**Task to carry out**:
Show only lines that include "IDEA".

-- begin Stored records --

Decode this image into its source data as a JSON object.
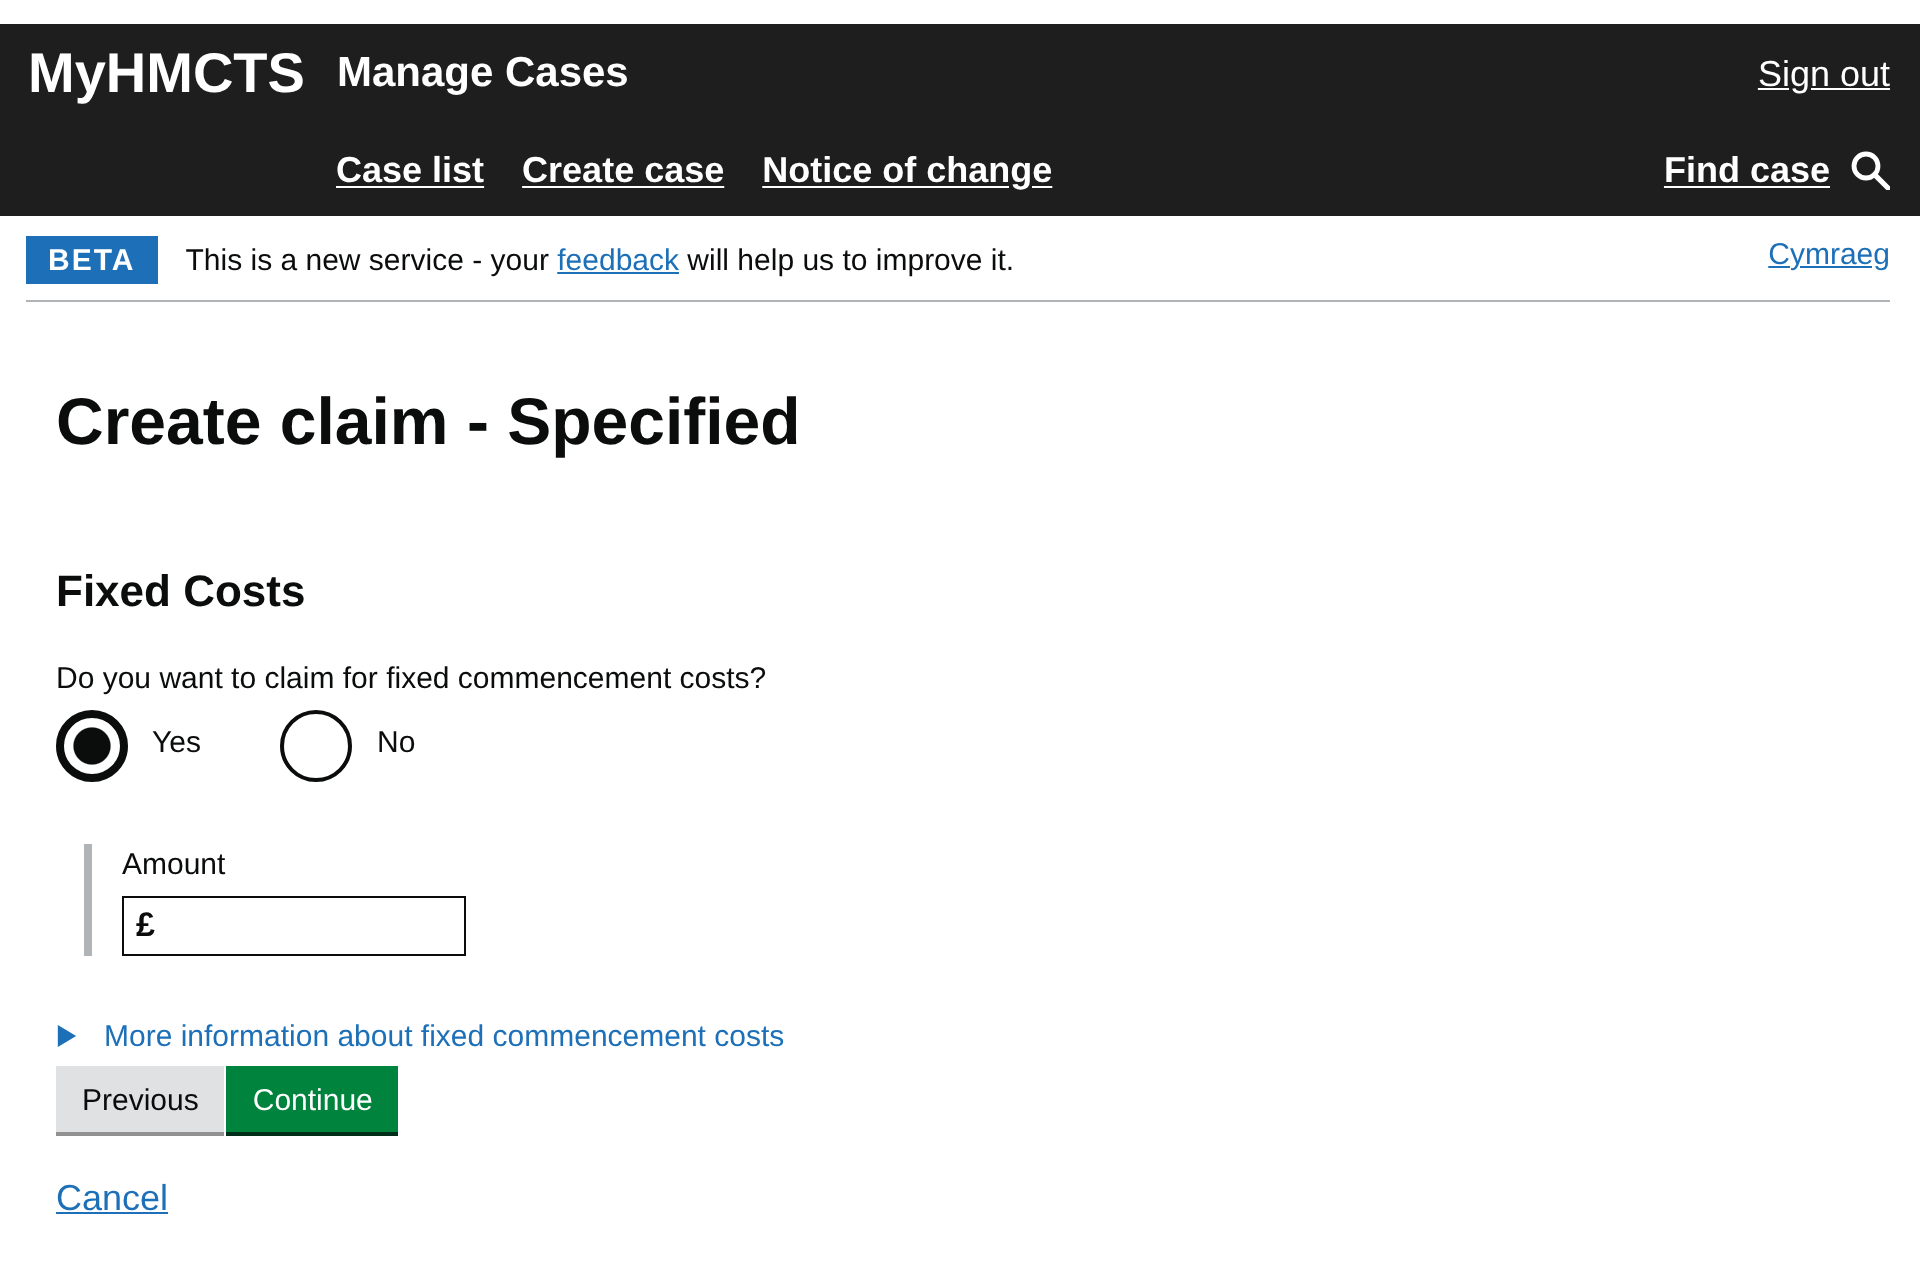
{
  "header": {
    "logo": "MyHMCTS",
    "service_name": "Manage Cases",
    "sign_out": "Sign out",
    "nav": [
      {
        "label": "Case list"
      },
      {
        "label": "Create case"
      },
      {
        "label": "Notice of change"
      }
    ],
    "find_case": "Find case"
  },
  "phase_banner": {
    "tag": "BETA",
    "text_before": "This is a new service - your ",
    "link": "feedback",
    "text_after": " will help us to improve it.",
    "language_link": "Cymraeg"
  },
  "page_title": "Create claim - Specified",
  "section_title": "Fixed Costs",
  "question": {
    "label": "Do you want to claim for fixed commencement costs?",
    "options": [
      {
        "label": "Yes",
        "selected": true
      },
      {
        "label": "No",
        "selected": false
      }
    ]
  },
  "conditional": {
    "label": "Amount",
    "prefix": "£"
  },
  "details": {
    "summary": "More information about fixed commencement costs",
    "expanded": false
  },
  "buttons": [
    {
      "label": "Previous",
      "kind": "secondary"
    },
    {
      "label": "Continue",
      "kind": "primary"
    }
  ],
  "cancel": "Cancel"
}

-- end Stored records --
-- begin Stored records --

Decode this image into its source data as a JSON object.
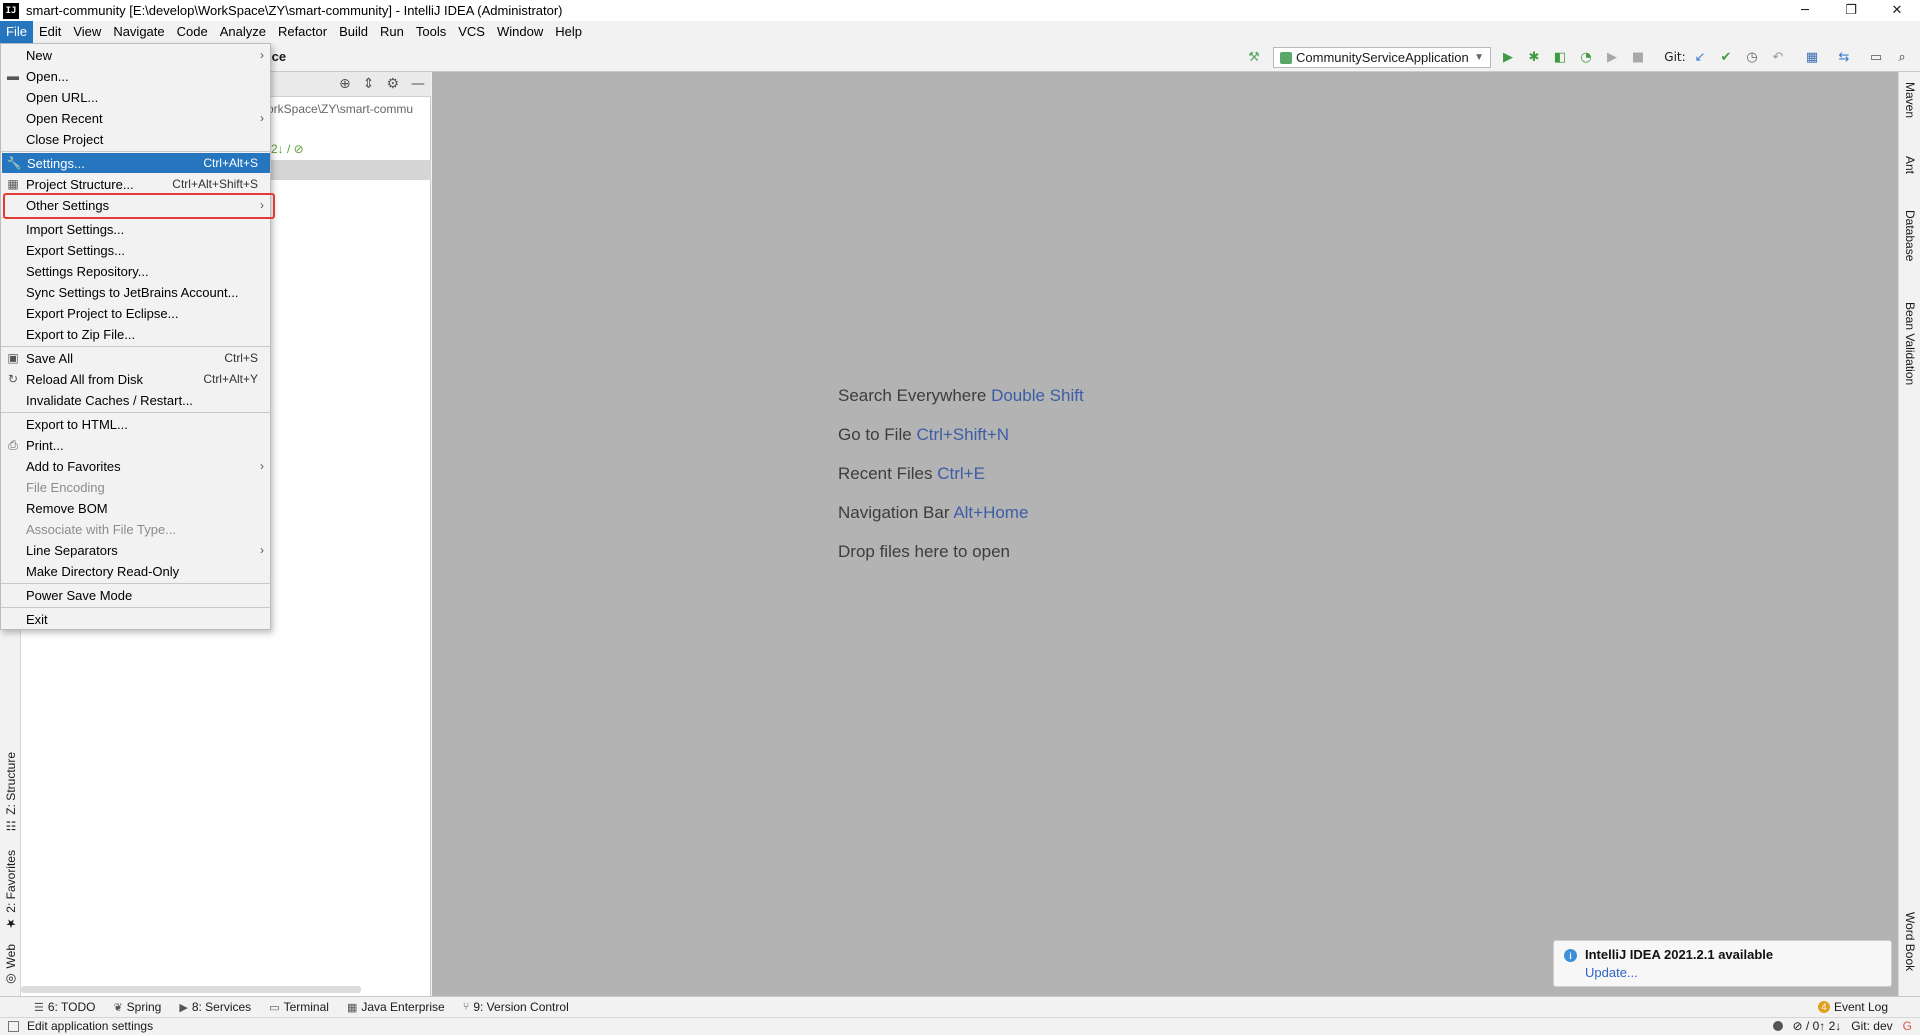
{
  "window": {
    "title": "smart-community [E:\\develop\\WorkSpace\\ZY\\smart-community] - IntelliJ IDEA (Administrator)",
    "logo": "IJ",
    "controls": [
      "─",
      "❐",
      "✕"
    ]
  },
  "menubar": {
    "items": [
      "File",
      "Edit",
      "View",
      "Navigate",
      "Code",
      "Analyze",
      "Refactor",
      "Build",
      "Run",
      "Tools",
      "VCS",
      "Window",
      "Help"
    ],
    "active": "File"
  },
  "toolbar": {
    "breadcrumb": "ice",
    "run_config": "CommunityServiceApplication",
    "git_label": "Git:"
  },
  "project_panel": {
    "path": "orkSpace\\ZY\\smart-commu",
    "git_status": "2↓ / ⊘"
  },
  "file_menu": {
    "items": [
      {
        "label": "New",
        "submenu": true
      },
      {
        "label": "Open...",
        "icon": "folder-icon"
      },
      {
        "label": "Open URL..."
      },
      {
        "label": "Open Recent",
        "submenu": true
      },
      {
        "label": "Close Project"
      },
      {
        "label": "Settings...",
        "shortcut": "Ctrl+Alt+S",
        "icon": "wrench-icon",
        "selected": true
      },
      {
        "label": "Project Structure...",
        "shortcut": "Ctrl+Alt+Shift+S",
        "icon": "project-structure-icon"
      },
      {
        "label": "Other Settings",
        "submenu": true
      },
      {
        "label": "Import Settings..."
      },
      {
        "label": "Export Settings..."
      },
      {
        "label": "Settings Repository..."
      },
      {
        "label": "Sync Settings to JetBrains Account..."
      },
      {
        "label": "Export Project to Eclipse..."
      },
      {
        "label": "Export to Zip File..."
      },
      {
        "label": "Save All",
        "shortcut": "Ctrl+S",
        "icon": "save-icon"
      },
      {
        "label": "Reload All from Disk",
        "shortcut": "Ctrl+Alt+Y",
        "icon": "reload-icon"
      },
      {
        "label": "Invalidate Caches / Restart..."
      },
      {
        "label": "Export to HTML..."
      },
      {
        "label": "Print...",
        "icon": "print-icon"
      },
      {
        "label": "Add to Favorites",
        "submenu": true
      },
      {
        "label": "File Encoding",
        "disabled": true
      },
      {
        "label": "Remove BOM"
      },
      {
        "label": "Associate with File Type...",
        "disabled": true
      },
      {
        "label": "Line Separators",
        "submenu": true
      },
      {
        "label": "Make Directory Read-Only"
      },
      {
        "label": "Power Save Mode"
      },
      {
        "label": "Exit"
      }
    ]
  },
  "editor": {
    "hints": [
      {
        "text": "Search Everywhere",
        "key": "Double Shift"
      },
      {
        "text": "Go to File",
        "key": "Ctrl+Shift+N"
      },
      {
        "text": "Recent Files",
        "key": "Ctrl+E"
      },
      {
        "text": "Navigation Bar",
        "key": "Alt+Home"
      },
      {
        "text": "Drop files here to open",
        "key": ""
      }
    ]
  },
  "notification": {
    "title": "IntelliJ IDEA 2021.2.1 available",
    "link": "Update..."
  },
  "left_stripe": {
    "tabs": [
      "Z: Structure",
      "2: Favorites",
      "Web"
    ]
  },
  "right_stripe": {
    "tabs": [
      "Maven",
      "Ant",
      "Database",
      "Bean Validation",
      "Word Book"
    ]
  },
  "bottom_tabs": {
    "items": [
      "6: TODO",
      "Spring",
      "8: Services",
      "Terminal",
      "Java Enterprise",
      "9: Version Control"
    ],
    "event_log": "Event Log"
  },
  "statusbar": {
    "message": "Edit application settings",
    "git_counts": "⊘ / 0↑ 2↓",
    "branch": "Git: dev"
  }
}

-- end Stored records --
-- begin Stored records --

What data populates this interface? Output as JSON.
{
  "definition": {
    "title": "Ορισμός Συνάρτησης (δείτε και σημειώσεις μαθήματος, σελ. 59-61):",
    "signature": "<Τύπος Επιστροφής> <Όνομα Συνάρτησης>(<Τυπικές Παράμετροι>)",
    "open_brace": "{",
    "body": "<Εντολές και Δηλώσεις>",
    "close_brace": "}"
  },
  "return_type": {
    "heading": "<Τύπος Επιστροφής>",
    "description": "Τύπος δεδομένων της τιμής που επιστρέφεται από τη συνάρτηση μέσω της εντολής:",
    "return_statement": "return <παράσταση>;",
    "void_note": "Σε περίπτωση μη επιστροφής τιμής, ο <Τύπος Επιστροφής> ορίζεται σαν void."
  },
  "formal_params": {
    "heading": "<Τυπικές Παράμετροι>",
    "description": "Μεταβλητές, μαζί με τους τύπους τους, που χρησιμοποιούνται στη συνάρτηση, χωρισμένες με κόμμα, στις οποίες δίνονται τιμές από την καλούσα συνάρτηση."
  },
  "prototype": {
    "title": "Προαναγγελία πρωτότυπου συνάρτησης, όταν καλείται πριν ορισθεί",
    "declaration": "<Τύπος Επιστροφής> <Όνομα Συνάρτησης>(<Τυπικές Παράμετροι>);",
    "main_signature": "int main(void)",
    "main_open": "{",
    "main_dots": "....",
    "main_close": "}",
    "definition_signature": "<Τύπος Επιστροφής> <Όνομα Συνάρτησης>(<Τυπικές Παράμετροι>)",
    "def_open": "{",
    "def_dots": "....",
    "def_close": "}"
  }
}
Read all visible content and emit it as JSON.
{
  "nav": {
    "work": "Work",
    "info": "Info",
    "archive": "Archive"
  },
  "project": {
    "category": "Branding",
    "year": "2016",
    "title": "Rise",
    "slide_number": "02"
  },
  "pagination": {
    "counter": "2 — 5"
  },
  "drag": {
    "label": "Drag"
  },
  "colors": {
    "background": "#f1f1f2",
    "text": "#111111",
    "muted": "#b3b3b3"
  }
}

-- end Stored records --

**Task solution**:
    "title": "smart-community [E:\\develop\\WorkSpace\\ZY\\smart-community] - IntelliJ IDEA (Administrator)",
    "title": "IntelliJ IDEA 2021.2.1 available",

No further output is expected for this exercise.